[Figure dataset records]

Begin

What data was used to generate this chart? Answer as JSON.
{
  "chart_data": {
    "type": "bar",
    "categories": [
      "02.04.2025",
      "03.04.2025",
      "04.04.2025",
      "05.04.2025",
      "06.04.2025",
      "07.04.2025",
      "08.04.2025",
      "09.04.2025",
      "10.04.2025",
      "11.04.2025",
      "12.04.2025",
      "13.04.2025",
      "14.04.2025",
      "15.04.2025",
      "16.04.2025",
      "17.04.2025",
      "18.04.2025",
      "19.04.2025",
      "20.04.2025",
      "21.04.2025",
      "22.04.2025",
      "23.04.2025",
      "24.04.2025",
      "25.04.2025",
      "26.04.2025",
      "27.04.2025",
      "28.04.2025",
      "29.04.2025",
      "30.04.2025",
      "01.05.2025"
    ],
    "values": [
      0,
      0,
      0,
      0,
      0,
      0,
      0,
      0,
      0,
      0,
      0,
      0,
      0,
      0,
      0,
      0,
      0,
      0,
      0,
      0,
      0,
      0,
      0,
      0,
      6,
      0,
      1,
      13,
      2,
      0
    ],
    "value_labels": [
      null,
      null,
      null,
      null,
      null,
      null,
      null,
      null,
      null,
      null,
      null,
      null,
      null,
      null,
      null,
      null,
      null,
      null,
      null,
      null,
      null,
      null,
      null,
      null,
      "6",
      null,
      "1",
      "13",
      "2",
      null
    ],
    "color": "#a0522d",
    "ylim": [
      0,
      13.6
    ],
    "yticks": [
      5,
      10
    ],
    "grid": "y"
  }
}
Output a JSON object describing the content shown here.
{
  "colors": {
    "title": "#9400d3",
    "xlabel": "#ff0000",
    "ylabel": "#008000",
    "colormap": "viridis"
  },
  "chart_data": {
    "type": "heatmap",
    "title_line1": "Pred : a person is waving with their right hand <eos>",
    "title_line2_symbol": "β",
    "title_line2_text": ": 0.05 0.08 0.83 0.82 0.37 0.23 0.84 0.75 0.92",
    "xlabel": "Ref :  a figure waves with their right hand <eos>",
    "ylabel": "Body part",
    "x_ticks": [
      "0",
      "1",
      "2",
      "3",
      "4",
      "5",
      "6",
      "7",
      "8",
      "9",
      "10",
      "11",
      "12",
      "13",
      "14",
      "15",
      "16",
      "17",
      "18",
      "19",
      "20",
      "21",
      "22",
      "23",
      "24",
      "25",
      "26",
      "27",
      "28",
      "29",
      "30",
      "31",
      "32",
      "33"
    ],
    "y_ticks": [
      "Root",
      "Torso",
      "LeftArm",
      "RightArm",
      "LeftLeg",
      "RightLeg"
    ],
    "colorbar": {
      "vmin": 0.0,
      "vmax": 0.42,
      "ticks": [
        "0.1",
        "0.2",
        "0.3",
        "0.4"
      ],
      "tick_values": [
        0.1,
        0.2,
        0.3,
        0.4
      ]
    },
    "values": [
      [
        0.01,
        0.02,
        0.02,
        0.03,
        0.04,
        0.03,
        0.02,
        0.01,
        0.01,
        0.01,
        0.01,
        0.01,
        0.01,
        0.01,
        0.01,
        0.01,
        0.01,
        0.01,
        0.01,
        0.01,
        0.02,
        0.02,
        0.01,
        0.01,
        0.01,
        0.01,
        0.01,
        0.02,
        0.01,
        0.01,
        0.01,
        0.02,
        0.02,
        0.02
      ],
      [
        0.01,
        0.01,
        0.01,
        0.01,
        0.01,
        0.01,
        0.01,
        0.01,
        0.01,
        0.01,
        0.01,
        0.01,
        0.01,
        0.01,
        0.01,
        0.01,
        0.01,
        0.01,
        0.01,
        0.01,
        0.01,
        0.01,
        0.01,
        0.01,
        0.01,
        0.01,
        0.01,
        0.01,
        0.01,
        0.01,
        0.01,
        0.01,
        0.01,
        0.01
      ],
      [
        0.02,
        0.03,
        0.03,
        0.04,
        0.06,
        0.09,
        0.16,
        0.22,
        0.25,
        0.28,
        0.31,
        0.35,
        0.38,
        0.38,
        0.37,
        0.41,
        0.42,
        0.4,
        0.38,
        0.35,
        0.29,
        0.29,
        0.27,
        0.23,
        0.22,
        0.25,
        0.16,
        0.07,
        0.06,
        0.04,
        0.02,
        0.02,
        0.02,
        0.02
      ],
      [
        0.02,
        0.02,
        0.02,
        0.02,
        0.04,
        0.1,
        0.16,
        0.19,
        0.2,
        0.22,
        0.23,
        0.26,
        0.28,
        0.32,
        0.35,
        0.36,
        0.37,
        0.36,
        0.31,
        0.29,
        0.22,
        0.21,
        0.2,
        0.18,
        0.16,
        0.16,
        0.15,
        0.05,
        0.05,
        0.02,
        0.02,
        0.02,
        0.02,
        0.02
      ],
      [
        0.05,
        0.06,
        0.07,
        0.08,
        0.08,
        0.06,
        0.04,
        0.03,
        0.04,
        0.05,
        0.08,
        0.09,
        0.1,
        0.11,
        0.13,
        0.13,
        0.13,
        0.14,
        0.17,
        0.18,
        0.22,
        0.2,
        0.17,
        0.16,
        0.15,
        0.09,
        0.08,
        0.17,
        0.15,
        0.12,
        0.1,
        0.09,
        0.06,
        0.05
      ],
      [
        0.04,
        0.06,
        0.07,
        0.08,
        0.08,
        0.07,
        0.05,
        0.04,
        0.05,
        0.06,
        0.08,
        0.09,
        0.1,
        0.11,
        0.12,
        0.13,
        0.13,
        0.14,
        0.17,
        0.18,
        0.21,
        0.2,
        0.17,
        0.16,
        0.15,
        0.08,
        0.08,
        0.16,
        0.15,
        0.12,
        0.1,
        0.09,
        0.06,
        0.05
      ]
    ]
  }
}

End

*Aim*:
Copy all data exactly, start to finish.

*Task output*:
What data was used to generate this chart? Answer as JSON.
{
  "chart_data": {
    "type": "bar",
    "categories": [
      "02.04.2025",
      "03.04.2025",
      "04.04.2025",
      "05.04.2025",
      "06.04.2025",
      "07.04.2025",
      "08.04.2025",
      "09.04.2025",
      "10.04.2025",
      "11.04.2025",
      "12.04.2025",
      "13.04.2025",
      "14.04.2025",
      "15.04.2025",
      "16.04.2025",
      "17.04.2025",
      "18.04.2025",
      "19.04.2025",
      "20.04.2025",
      "21.04.2025",
      "22.04.2025",
      "23.04.2025",
      "24.04.2025",
      "25.04.2025",
      "26.04.2025",
      "27.04.2025",
      "28.04.2025",
      "29.04.2025",
      "30.04.2025",
      "01.05.2025"
    ],
    "values": [
      0,
      0,
      0,
      0,
      0,
      0,
      0,
      0,
      0,
      0,
      0,
      0,
      0,
      0,
      0,
      0,
      0,
      0,
      0,
      0,
      0,
      0,
      0,
      0,
      6,
      0,
      1,
      13,
      2,
      0
    ],
    "value_labels": [
      null,
      null,
      null,
      null,
      null,
      null,
      null,
      null,
      null,
      null,
      null,
      null,
      null,
      null,
      null,
      null,
      null,
      null,
      null,
      null,
      null,
      null,
      null,
      null,
      "6",
      null,
      "1",
      "13",
      "2",
      null
    ],
    "color": "#a0522d",
    "ylim": [
      0,
      13.6
    ],
    "yticks": [
      5,
      10
    ],
    "grid": "y"
  }
}
Output a JSON object describing the content shown here.
{
  "colors": {
    "title": "#9400d3",
    "xlabel": "#ff0000",
    "ylabel": "#008000",
    "colormap": "viridis"
  },
  "chart_data": {
    "type": "heatmap",
    "title_line1": "Pred : a person is waving with their right hand <eos>",
    "title_line2_symbol": "β",
    "title_line2_text": ": 0.05 0.08 0.83 0.82 0.37 0.23 0.84 0.75 0.92",
    "xlabel": "Ref :  a figure waves with their right hand <eos>",
    "ylabel": "Body part",
    "x_ticks": [
      "0",
      "1",
      "2",
      "3",
      "4",
      "5",
      "6",
      "7",
      "8",
      "9",
      "10",
      "11",
      "12",
      "13",
      "14",
      "15",
      "16",
      "17",
      "18",
      "19",
      "20",
      "21",
      "22",
      "23",
      "24",
      "25",
      "26",
      "27",
      "28",
      "29",
      "30",
      "31",
      "32",
      "33"
    ],
    "y_ticks": [
      "Root",
      "Torso",
      "LeftArm",
      "RightArm",
      "LeftLeg",
      "RightLeg"
    ],
    "colorbar": {
      "vmin": 0.0,
      "vmax": 0.42,
      "ticks": [
        "0.1",
        "0.2",
        "0.3",
        "0.4"
      ],
      "tick_values": [
        0.1,
        0.2,
        0.3,
        0.4
      ]
    },
    "values": [
      [
        0.01,
        0.02,
        0.02,
        0.03,
        0.04,
        0.03,
        0.02,
        0.01,
        0.01,
        0.01,
        0.01,
        0.01,
        0.01,
        0.01,
        0.01,
        0.01,
        0.01,
        0.01,
        0.01,
        0.01,
        0.02,
        0.02,
        0.01,
        0.01,
        0.01,
        0.01,
        0.01,
        0.02,
        0.01,
        0.01,
        0.01,
        0.02,
        0.02,
        0.02
      ],
      [
        0.01,
        0.01,
        0.01,
        0.01,
        0.01,
        0.01,
        0.01,
        0.01,
        0.01,
        0.01,
        0.01,
        0.01,
        0.01,
        0.01,
        0.01,
        0.01,
        0.01,
        0.01,
        0.01,
        0.01,
        0.01,
        0.01,
        0.01,
        0.01,
        0.01,
        0.01,
        0.01,
        0.01,
        0.01,
        0.01,
        0.01,
        0.01,
        0.01,
        0.01
      ],
      [
        0.02,
        0.03,
        0.03,
        0.04,
        0.06,
        0.09,
        0.16,
        0.22,
        0.25,
        0.28,
        0.31,
        0.35,
        0.38,
        0.38,
        0.37,
        0.41,
        0.42,
        0.4,
        0.38,
        0.35,
        0.29,
        0.29,
        0.27,
        0.23,
        0.22,
        0.25,
        0.16,
        0.07,
        0.06,
        0.04,
        0.02,
        0.02,
        0.02,
        0.02
      ],
      [
        0.02,
        0.02,
        0.02,
        0.02,
        0.04,
        0.1,
        0.16,
        0.19,
        0.2,
        0.22,
        0.23,
        0.26,
        0.28,
        0.32,
        0.35,
        0.36,
        0.37,
        0.36,
        0.31,
        0.29,
        0.22,
        0.21,
        0.2,
        0.18,
        0.16,
        0.16,
        0.15,
        0.05,
        0.05,
        0.02,
        0.02,
        0.02,
        0.02,
        0.02
      ],
      [
        0.05,
        0.06,
        0.07,
        0.08,
        0.08,
        0.06,
        0.04,
        0.03,
        0.04,
        0.05,
        0.08,
        0.09,
        0.1,
        0.11,
        0.13,
        0.13,
        0.13,
        0.14,
        0.17,
        0.18,
        0.22,
        0.2,
        0.17,
        0.16,
        0.15,
        0.09,
        0.08,
        0.17,
        0.15,
        0.12,
        0.1,
        0.09,
        0.06,
        0.05
      ],
      [
        0.04,
        0.06,
        0.07,
        0.08,
        0.08,
        0.07,
        0.05,
        0.04,
        0.05,
        0.06,
        0.08,
        0.09,
        0.1,
        0.11,
        0.12,
        0.13,
        0.13,
        0.14,
        0.17,
        0.18,
        0.21,
        0.2,
        0.17,
        0.16,
        0.15,
        0.08,
        0.08,
        0.16,
        0.15,
        0.12,
        0.1,
        0.09,
        0.06,
        0.05
      ]
    ]
  }
}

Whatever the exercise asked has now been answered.